Repeat the material exactly, every line of it.

== Input data ==

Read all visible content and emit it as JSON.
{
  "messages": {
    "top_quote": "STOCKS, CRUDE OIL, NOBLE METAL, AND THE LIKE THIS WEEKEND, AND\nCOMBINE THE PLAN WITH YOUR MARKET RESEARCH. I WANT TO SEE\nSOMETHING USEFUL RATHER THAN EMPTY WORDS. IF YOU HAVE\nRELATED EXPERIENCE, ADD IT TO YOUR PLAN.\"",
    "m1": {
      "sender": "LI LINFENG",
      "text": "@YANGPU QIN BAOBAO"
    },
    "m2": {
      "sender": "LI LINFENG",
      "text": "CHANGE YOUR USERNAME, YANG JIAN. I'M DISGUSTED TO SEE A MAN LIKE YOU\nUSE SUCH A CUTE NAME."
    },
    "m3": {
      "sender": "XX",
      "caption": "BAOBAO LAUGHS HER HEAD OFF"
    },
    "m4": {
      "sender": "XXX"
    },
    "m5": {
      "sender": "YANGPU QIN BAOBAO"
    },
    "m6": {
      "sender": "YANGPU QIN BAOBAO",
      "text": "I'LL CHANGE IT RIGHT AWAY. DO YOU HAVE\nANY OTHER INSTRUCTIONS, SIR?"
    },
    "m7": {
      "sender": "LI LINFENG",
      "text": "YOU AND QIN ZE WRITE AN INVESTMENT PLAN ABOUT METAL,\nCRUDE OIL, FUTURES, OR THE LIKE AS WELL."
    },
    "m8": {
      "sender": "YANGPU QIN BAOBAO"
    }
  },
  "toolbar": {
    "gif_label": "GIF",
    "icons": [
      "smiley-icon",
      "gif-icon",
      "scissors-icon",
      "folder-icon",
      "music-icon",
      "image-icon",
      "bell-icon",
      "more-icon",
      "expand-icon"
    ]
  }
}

===

_Solution:_
Read all visible content and emit it as JSON.
{
  "messages": {
    "top_quote": "STOCKS, CRUDE OIL, NOBLE METAL, AND THE LIKE THIS WEEKEND, AND\nCOMBINE THE PLAN WITH YOUR MARKET RESEARCH. I WANT TO SEE\nSOMETHING USEFUL RATHER THAN EMPTY WORDS. IF YOU HAVE\nRELATED EXPERIENCE, ADD IT TO YOUR PLAN.\"",
    "m1": {
      "sender": "LI LINFENG",
      "text": "@YANGPU QIN BAOBAO"
    },
    "m2": {
      "sender": "LI LINFENG",
      "text": "CHANGE YOUR USERNAME, YANG JIAN. I'M DISGUSTED TO SEE A MAN LIKE YOU\nUSE SUCH A CUTE NAME."
    },
    "m3": {
      "sender": "XX",
      "caption": "BAOBAO LAUGHS HER HEAD OFF"
    },
    "m4": {
      "sender": "XXX"
    },
    "m5": {
      "sender": "YANGPU QIN BAOBAO"
    },
    "m6": {
      "sender": "YANGPU QIN BAOBAO",
      "text": "I'LL CHANGE IT RIGHT AWAY. DO YOU HAVE\nANY OTHER INSTRUCTIONS, SIR?"
    },
    "m7": {
      "sender": "LI LINFENG",
      "text": "YOU AND QIN ZE WRITE AN INVESTMENT PLAN ABOUT METAL,\nCRUDE OIL, FUTURES, OR THE LIKE AS WELL."
    },
    "m8": {
      "sender": "YANGPU QIN BAOBAO"
    }
  },
  "toolbar": {
    "gif_label": "GIF",
    "icons": [
      "smiley-icon",
      "gif-icon",
      "scissors-icon",
      "folder-icon",
      "music-icon",
      "image-icon",
      "bell-icon",
      "more-icon",
      "expand-icon"
    ]
  }
}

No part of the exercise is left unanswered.